◆ **DIRECTIONS**
Each line that holds the word "this" should be returned.

◆ **Chart and figure data**
+ + + + + + +

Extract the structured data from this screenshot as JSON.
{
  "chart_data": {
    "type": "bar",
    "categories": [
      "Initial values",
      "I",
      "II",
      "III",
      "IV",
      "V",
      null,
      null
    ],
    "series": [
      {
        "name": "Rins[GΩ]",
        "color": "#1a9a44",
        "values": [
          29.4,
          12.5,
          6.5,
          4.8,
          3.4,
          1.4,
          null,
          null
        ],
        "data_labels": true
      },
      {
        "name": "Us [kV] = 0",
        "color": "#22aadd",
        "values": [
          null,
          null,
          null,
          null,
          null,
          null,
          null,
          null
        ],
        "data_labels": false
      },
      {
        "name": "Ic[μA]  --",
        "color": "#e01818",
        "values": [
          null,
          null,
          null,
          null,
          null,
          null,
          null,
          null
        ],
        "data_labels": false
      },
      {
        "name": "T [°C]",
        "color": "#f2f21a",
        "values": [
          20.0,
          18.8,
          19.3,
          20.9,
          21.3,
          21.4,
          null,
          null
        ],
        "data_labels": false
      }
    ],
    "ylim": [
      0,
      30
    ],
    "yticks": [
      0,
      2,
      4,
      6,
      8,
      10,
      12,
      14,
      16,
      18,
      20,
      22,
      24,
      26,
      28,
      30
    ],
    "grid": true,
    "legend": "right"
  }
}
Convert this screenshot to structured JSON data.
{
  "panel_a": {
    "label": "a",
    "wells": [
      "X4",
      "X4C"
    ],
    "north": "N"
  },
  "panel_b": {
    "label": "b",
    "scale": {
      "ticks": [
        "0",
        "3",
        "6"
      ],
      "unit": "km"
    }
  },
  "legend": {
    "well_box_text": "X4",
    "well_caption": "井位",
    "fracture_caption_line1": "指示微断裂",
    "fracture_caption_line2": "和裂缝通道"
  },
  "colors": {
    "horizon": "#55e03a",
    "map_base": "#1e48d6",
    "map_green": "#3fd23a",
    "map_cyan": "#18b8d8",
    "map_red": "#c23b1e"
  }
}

+ + + + + + +

◆ **CORRECT RESPONSE**
Extract the structured data from this screenshot as JSON.
Convert this screenshot to structured JSON data.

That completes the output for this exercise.